■ **MATERIAL FOR THIS TASK**:
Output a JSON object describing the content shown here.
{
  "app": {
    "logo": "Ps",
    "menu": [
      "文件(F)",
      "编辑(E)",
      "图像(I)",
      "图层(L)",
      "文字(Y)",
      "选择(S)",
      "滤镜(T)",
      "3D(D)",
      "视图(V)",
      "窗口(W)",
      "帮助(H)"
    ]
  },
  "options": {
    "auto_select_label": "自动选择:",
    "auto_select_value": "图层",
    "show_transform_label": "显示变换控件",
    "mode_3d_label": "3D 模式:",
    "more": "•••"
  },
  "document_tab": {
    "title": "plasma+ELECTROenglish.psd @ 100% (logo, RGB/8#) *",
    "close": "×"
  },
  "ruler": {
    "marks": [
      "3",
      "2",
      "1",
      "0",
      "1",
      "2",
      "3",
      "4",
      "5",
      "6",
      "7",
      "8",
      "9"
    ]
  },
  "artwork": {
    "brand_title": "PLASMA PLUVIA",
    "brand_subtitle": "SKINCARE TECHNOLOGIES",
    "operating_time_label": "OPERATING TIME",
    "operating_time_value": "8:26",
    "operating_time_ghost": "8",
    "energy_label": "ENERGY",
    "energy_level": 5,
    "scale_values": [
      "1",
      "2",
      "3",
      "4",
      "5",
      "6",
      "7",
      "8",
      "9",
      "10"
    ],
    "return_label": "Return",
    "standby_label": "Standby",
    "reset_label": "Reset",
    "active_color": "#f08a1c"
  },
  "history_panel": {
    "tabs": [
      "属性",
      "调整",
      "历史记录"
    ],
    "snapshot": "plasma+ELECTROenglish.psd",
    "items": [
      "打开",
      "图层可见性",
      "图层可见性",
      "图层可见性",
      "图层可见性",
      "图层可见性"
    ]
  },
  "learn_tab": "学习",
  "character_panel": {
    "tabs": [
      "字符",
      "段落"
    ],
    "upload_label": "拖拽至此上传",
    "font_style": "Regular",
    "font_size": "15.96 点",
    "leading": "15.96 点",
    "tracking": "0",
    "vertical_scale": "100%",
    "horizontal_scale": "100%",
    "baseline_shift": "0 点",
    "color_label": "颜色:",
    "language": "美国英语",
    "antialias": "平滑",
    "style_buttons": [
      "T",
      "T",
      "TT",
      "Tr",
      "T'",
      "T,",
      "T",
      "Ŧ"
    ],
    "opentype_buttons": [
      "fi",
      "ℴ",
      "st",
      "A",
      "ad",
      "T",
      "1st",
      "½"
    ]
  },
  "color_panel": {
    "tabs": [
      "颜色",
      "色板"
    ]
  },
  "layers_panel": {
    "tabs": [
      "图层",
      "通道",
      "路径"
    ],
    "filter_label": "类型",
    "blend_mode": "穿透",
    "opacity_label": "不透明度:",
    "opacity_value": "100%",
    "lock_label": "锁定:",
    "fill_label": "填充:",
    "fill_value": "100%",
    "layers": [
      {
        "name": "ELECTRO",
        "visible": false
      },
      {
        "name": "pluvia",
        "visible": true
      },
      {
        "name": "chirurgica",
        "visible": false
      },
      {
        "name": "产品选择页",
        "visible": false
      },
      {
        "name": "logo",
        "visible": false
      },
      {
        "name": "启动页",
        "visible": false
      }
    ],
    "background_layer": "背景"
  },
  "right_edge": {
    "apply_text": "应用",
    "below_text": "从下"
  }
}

■ **GIVEN INSTRUCTION**:
Restate the data above word for word.

■ **OUTPUT FOR THIS TASK**:
Output a JSON object describing the content shown here.
{
  "app": {
    "logo": "Ps",
    "menu": [
      "文件(F)",
      "编辑(E)",
      "图像(I)",
      "图层(L)",
      "文字(Y)",
      "选择(S)",
      "滤镜(T)",
      "3D(D)",
      "视图(V)",
      "窗口(W)",
      "帮助(H)"
    ]
  },
  "options": {
    "auto_select_label": "自动选择:",
    "auto_select_value": "图层",
    "show_transform_label": "显示变换控件",
    "mode_3d_label": "3D 模式:",
    "more": "•••"
  },
  "document_tab": {
    "title": "plasma+ELECTROenglish.psd @ 100% (logo, RGB/8#) *",
    "close": "×"
  },
  "ruler": {
    "marks": [
      "3",
      "2",
      "1",
      "0",
      "1",
      "2",
      "3",
      "4",
      "5",
      "6",
      "7",
      "8",
      "9"
    ]
  },
  "artwork": {
    "brand_title": "PLASMA PLUVIA",
    "brand_subtitle": "SKINCARE TECHNOLOGIES",
    "operating_time_label": "OPERATING TIME",
    "operating_time_value": "8:26",
    "operating_time_ghost": "8",
    "energy_label": "ENERGY",
    "energy_level": 5,
    "scale_values": [
      "1",
      "2",
      "3",
      "4",
      "5",
      "6",
      "7",
      "8",
      "9",
      "10"
    ],
    "return_label": "Return",
    "standby_label": "Standby",
    "reset_label": "Reset",
    "active_color": "#f08a1c"
  },
  "history_panel": {
    "tabs": [
      "属性",
      "调整",
      "历史记录"
    ],
    "snapshot": "plasma+ELECTROenglish.psd",
    "items": [
      "打开",
      "图层可见性",
      "图层可见性",
      "图层可见性",
      "图层可见性",
      "图层可见性"
    ]
  },
  "learn_tab": "学习",
  "character_panel": {
    "tabs": [
      "字符",
      "段落"
    ],
    "upload_label": "拖拽至此上传",
    "font_style": "Regular",
    "font_size": "15.96 点",
    "leading": "15.96 点",
    "tracking": "0",
    "vertical_scale": "100%",
    "horizontal_scale": "100%",
    "baseline_shift": "0 点",
    "color_label": "颜色:",
    "language": "美国英语",
    "antialias": "平滑",
    "style_buttons": [
      "T",
      "T",
      "TT",
      "Tr",
      "T'",
      "T,",
      "T",
      "Ŧ"
    ],
    "opentype_buttons": [
      "fi",
      "ℴ",
      "st",
      "A",
      "ad",
      "T",
      "1st",
      "½"
    ]
  },
  "color_panel": {
    "tabs": [
      "颜色",
      "色板"
    ]
  },
  "layers_panel": {
    "tabs": [
      "图层",
      "通道",
      "路径"
    ],
    "filter_label": "类型",
    "blend_mode": "穿透",
    "opacity_label": "不透明度:",
    "opacity_value": "100%",
    "lock_label": "锁定:",
    "fill_label": "填充:",
    "fill_value": "100%",
    "layers": [
      {
        "name": "ELECTRO",
        "visible": false
      },
      {
        "name": "pluvia",
        "visible": true
      },
      {
        "name": "chirurgica",
        "visible": false
      },
      {
        "name": "产品选择页",
        "visible": false
      },
      {
        "name": "logo",
        "visible": false
      },
      {
        "name": "启动页",
        "visible": false
      }
    ],
    "background_layer": "背景"
  },
  "right_edge": {
    "apply_text": "应用",
    "below_text": "从下"
  }
}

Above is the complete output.